[START OF Given entries]
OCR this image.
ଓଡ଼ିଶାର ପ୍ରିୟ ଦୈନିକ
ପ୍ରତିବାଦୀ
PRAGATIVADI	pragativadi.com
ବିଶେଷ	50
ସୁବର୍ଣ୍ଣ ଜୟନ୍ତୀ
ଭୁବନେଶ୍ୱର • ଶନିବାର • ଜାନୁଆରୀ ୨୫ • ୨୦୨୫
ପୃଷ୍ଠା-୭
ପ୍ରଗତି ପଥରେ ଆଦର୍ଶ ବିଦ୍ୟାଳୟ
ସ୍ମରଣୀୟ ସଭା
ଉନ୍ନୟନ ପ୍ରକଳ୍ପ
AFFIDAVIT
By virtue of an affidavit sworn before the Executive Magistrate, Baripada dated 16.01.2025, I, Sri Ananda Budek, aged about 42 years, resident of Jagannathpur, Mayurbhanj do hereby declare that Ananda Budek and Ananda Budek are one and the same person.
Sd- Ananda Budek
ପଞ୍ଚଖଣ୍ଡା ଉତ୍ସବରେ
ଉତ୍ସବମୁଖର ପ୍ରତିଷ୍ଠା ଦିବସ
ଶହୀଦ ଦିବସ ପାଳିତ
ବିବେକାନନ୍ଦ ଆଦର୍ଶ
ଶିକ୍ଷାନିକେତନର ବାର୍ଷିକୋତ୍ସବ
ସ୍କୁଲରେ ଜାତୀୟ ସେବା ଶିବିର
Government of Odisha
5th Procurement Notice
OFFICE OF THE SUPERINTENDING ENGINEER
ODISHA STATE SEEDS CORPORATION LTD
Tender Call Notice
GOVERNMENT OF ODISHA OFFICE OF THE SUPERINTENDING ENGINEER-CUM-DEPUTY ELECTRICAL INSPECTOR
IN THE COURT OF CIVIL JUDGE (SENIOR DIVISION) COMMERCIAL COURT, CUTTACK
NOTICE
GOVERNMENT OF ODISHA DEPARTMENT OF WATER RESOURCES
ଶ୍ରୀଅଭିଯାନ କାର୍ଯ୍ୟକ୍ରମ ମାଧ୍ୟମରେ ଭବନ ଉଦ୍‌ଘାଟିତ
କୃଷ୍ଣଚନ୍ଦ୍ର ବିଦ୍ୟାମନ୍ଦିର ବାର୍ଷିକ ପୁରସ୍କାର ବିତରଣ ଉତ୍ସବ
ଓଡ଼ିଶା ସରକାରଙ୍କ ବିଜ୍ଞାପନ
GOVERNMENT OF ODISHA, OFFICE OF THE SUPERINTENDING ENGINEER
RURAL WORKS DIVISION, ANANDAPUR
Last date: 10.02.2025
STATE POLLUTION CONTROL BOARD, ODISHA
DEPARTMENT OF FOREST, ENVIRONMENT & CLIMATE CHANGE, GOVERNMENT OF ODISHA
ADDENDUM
[END OF Given entries]
**Task requirements**
Reproduce the material above, every line of it, exactly.

**Response for this exercise**
OCR this image.
ଓଡ଼ିଶାର ପ୍ରିୟ ଦୈନିକ
ପ୍ରତିବାଦୀ
PRAGATIVADI	pragativadi.com
ବିଶେଷ	50
ସୁବର୍ଣ୍ଣ ଜୟନ୍ତୀ
ଭୁବନେଶ୍ୱର • ଶନିବାର • ଜାନୁଆରୀ ୨୫ • ୨୦୨୫
ପୃଷ୍ଠା-୭
ପ୍ରଗତି ପଥରେ ଆଦର୍ଶ ବିଦ୍ୟାଳୟ
ସ୍ମରଣୀୟ ସଭା
ଉନ୍ନୟନ ପ୍ରକଳ୍ପ
AFFIDAVIT
By virtue of an affidavit sworn before the Executive Magistrate, Baripada dated 16.01.2025, I, Sri Ananda Budek, aged about 42 years, resident of Jagannathpur, Mayurbhanj do hereby declare that Ananda Budek and Ananda Budek are one and the same person.
Sd- Ananda Budek
ପଞ୍ଚଖଣ୍ଡା ଉତ୍ସବରେ
ଉତ୍ସବମୁଖର ପ୍ରତିଷ୍ଠା ଦିବସ
ଶହୀଦ ଦିବସ ପାଳିତ
ବିବେକାନନ୍ଦ ଆଦର୍ଶ
ଶିକ୍ଷାନିକେତନର ବାର୍ଷିକୋତ୍ସବ
ସ୍କୁଲରେ ଜାତୀୟ ସେବା ଶିବିର
Government of Odisha
5th Procurement Notice
OFFICE OF THE SUPERINTENDING ENGINEER
ODISHA STATE SEEDS CORPORATION LTD
Tender Call Notice
GOVERNMENT OF ODISHA OFFICE OF THE SUPERINTENDING ENGINEER-CUM-DEPUTY ELECTRICAL INSPECTOR
IN THE COURT OF CIVIL JUDGE (SENIOR DIVISION) COMMERCIAL COURT, CUTTACK
NOTICE
GOVERNMENT OF ODISHA DEPARTMENT OF WATER RESOURCES
ଶ୍ରୀଅଭିଯାନ କାର୍ଯ୍ୟକ୍ରମ ମାଧ୍ୟମରେ ଭବନ ଉଦ୍‌ଘାଟିତ
କୃଷ୍ଣଚନ୍ଦ୍ର ବିଦ୍ୟାମନ୍ଦିର ବାର୍ଷିକ ପୁରସ୍କାର ବିତରଣ ଉତ୍ସବ
ଓଡ଼ିଶା ସରକାରଙ୍କ ବିଜ୍ଞାପନ
GOVERNMENT OF ODISHA, OFFICE OF THE SUPERINTENDING ENGINEER
RURAL WORKS DIVISION, ANANDAPUR
Last date: 10.02.2025
STATE POLLUTION CONTROL BOARD, ODISHA
DEPARTMENT OF FOREST, ENVIRONMENT & CLIMATE CHANGE, GOVERNMENT OF ODISHA
ADDENDUM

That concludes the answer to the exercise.